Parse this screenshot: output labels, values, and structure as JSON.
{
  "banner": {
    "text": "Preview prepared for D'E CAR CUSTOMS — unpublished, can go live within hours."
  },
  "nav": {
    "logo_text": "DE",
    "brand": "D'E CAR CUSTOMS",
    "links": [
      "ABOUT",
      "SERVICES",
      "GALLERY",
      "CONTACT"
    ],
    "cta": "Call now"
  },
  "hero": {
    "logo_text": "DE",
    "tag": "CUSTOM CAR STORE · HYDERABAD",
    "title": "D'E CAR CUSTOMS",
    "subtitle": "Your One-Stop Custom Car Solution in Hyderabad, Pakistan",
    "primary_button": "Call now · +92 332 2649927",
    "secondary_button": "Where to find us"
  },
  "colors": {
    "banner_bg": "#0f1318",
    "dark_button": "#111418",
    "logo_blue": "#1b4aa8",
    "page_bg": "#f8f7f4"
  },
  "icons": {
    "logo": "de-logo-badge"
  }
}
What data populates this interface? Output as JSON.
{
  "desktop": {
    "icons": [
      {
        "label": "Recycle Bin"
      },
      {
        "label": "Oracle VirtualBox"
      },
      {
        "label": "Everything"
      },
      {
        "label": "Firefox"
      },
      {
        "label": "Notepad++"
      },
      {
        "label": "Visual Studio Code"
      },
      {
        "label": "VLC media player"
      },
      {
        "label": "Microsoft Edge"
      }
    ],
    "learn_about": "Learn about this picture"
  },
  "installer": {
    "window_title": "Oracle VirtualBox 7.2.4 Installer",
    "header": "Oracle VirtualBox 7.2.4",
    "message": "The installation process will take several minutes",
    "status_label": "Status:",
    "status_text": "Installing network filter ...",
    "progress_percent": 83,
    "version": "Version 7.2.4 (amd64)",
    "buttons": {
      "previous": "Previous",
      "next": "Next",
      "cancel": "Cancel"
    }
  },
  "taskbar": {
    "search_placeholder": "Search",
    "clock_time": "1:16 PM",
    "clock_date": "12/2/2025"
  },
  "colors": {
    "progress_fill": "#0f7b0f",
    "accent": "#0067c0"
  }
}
============
Requirements
Pick out each line containing "this" and report it.

Task solution
Parse this screenshot: output labels, values, and structure as JSON.
What data populates this interface? Output as JSON.
    "learn_about": "Learn about this picture"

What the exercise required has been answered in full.